begin Material shown

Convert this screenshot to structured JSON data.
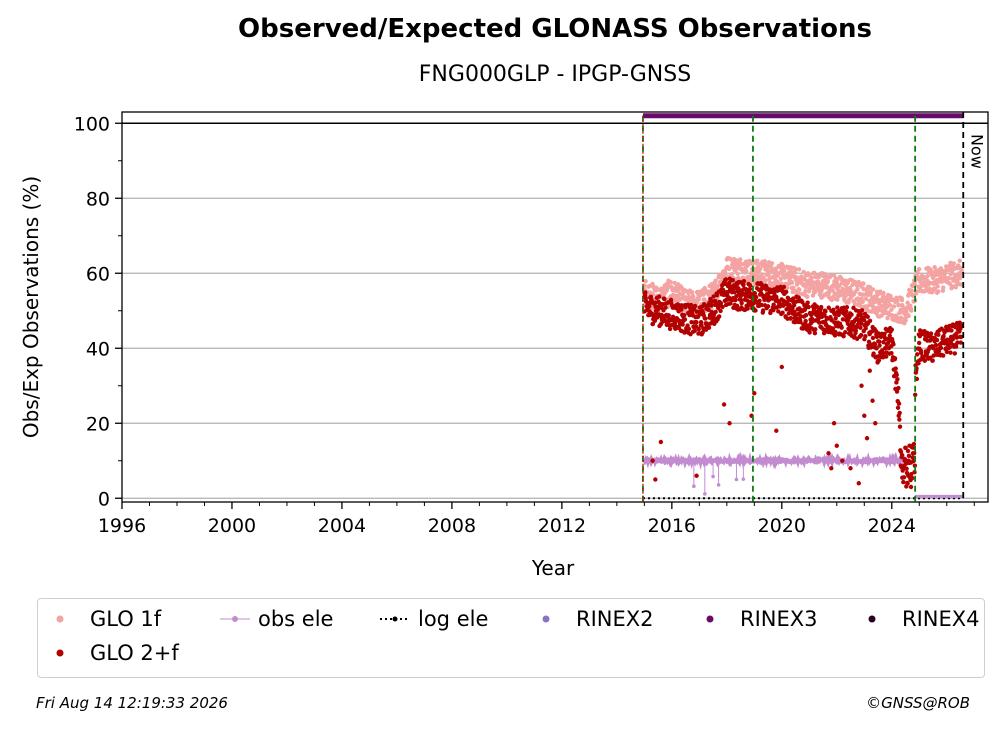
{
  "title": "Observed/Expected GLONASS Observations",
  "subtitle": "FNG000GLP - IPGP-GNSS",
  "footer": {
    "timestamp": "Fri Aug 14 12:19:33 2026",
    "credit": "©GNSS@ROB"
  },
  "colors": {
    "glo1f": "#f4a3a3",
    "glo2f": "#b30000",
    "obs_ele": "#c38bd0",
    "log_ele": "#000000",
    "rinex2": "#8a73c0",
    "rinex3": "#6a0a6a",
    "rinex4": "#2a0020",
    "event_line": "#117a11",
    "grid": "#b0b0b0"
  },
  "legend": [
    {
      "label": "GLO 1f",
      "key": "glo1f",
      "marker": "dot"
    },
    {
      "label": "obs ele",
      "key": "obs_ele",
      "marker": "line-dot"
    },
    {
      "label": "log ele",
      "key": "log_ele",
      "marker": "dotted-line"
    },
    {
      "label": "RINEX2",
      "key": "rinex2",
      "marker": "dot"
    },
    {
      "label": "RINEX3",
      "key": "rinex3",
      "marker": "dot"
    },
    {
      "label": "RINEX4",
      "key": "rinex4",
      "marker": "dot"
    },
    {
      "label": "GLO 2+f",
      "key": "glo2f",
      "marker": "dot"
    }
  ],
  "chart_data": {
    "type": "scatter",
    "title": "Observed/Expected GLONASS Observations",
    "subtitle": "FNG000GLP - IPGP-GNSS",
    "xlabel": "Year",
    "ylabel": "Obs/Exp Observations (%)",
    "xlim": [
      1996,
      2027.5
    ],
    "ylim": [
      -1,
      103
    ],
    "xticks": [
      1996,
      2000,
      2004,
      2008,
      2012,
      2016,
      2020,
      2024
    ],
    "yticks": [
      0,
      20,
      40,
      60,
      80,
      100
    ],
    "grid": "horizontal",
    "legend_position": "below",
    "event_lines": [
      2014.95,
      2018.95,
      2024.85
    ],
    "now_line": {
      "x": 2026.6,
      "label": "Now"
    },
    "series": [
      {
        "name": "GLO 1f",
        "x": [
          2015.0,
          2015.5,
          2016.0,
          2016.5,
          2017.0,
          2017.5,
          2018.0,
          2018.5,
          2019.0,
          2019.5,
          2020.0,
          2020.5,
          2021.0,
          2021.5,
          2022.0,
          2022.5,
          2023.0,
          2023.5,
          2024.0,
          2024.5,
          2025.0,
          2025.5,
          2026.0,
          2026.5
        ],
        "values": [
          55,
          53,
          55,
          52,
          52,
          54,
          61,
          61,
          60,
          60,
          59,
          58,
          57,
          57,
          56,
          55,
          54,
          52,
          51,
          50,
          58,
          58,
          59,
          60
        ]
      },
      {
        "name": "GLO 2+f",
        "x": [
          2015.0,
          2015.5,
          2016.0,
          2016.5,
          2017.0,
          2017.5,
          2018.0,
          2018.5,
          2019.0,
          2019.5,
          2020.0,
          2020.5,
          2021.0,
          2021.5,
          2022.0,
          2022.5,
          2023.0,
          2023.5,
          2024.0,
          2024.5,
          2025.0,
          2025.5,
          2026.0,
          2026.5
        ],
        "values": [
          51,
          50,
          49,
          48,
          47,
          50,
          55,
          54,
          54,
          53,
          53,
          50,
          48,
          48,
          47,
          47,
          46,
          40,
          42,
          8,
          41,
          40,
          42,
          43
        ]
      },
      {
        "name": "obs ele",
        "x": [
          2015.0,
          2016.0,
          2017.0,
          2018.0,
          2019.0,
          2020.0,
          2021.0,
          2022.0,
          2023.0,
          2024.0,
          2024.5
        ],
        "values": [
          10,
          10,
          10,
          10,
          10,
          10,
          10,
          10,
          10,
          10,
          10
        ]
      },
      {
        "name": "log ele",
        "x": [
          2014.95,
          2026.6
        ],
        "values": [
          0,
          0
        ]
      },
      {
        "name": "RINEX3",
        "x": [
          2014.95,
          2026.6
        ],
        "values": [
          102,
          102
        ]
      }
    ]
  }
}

end Material shown
begin Material shown

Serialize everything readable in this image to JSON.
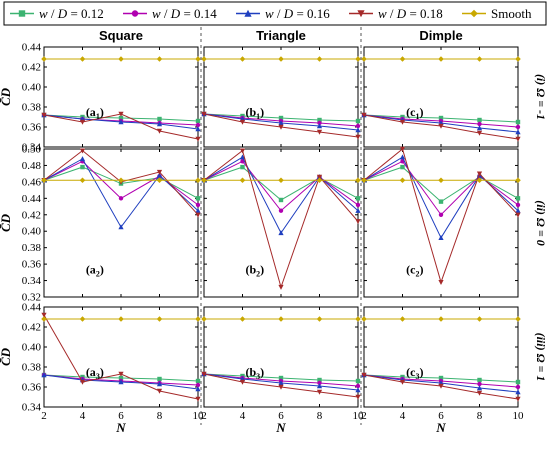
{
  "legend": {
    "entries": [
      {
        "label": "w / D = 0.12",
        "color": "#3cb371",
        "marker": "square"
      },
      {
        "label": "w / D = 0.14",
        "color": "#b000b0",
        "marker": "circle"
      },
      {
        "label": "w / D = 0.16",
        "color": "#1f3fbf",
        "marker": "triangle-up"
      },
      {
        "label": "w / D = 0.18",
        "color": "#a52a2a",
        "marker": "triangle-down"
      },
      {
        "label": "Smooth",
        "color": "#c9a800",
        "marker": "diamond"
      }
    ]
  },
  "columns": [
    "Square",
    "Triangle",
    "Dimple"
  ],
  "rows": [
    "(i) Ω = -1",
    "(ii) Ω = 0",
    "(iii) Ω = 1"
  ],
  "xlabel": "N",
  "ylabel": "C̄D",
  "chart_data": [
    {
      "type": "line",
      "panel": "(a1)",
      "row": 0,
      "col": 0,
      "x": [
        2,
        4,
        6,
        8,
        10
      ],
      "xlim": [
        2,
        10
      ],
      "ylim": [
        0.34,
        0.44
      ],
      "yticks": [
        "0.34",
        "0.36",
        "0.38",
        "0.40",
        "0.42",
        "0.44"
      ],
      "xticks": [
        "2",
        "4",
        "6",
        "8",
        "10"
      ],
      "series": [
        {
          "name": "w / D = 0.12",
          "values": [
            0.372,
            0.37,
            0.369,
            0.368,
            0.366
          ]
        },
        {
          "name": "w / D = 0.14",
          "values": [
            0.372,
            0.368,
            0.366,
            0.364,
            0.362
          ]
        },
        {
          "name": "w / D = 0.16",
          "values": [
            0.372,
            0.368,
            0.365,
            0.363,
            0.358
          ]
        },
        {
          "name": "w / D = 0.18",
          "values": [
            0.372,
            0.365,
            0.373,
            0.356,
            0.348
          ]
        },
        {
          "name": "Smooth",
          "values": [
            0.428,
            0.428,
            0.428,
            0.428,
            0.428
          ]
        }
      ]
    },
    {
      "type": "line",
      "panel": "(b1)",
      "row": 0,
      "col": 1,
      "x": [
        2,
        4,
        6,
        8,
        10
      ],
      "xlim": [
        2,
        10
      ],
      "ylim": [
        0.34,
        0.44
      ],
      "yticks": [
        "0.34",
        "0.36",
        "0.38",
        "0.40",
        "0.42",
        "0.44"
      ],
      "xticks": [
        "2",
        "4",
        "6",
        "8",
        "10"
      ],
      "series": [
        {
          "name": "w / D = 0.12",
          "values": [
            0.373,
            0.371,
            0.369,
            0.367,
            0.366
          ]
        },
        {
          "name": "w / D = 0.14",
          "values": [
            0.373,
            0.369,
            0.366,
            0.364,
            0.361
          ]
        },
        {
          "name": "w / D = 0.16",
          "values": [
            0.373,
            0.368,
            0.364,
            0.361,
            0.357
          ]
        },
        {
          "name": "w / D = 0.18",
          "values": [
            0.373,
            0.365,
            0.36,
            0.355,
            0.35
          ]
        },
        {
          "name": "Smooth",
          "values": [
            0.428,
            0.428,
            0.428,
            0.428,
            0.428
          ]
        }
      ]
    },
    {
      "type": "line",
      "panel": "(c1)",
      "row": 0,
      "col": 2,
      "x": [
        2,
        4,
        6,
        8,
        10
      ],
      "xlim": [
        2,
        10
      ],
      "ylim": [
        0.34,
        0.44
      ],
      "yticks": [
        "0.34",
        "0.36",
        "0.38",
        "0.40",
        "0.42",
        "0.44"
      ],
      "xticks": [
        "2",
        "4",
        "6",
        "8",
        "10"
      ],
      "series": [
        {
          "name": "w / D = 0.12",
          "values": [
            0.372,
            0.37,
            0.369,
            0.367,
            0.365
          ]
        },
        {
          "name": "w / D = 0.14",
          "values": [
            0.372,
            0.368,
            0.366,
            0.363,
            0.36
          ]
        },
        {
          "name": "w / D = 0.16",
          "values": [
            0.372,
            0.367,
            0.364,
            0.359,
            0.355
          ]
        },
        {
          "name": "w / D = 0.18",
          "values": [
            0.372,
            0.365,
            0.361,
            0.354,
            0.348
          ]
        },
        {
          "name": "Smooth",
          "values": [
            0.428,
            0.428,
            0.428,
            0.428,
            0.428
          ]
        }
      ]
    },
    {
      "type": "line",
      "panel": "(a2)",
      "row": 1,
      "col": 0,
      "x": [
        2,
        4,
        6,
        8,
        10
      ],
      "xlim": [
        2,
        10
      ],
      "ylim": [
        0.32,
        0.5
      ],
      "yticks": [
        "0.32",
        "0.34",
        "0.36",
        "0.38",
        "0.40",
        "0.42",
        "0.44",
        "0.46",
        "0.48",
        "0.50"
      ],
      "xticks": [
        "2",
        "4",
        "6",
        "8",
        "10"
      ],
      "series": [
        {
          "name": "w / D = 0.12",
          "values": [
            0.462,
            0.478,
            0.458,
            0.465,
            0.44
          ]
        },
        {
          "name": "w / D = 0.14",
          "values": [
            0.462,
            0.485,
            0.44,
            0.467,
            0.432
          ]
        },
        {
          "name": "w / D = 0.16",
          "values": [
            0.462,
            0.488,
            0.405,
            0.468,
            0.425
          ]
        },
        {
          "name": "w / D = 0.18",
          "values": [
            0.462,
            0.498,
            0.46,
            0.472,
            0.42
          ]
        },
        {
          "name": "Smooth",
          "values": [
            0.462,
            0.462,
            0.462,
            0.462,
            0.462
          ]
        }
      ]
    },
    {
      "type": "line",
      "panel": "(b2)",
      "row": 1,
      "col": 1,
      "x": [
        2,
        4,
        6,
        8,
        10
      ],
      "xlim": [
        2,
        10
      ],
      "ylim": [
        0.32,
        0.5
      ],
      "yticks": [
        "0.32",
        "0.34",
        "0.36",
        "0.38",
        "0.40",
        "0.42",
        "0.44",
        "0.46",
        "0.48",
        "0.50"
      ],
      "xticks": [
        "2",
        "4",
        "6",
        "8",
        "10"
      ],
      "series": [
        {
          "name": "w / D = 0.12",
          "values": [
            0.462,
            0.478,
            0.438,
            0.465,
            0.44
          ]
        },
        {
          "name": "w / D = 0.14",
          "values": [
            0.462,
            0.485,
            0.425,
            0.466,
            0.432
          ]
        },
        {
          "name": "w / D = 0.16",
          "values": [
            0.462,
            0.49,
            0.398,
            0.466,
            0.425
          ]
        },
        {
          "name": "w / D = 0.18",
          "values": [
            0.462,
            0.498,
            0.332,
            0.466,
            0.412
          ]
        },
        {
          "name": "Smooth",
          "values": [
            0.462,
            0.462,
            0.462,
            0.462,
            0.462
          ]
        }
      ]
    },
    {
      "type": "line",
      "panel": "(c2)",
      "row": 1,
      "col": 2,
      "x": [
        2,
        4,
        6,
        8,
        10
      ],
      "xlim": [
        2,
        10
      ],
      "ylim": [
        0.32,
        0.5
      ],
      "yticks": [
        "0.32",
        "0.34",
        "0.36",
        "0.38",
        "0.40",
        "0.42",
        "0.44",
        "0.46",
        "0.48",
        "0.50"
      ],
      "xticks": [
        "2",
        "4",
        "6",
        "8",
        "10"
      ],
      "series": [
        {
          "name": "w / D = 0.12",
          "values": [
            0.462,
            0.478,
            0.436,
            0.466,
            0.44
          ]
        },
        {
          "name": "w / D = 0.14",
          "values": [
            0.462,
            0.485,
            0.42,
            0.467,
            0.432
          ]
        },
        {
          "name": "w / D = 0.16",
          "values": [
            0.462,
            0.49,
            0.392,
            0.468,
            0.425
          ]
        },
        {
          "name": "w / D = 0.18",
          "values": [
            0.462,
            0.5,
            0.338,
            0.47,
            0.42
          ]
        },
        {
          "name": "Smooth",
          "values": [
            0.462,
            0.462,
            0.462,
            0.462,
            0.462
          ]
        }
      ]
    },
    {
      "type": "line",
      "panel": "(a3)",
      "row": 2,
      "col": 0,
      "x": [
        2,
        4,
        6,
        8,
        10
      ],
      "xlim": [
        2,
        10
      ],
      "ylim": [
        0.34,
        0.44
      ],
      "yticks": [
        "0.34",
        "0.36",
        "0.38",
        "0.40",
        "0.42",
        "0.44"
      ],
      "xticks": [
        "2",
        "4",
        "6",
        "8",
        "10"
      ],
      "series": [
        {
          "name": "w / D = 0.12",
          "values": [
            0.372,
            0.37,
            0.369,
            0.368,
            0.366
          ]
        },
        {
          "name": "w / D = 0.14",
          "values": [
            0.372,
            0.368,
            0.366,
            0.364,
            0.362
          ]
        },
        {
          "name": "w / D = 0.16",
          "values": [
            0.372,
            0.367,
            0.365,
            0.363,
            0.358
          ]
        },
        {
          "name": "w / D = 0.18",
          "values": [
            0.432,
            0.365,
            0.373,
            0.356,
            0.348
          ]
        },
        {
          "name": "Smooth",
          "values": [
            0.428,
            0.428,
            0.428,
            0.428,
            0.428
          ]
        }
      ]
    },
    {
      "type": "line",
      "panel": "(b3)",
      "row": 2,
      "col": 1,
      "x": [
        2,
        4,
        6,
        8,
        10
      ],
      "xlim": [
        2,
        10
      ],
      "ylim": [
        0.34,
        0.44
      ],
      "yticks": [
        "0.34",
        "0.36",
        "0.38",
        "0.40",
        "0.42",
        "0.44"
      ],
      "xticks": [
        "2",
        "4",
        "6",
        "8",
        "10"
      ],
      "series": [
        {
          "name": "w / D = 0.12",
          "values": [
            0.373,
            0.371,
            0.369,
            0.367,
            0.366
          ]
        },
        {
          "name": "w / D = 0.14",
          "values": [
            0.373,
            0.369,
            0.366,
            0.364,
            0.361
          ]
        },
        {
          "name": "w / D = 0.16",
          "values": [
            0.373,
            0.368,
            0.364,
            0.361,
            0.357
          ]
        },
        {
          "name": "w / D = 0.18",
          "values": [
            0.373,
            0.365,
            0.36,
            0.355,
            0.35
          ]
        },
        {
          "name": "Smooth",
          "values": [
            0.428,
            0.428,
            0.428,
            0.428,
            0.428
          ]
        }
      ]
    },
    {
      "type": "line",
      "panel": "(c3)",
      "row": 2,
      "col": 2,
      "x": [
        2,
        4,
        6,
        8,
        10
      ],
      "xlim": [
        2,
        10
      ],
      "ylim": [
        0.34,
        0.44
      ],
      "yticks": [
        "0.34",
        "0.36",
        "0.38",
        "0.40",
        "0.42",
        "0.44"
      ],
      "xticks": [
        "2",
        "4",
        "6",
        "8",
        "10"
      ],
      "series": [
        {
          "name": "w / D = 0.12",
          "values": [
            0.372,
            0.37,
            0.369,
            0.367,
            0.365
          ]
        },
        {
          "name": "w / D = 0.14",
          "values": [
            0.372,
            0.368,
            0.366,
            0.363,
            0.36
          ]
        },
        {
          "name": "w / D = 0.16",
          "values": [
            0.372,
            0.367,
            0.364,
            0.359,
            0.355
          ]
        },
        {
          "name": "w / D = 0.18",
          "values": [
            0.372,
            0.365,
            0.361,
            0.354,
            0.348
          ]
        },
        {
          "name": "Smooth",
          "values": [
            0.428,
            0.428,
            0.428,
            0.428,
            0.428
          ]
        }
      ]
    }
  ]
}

end Material shown

Pull every line containing the word "ylabel" out of the material and copy it.

• _Exercise response_:
    "ylabel": "Obs/Exp Observations (%)",
  "ylabel": "C̄D",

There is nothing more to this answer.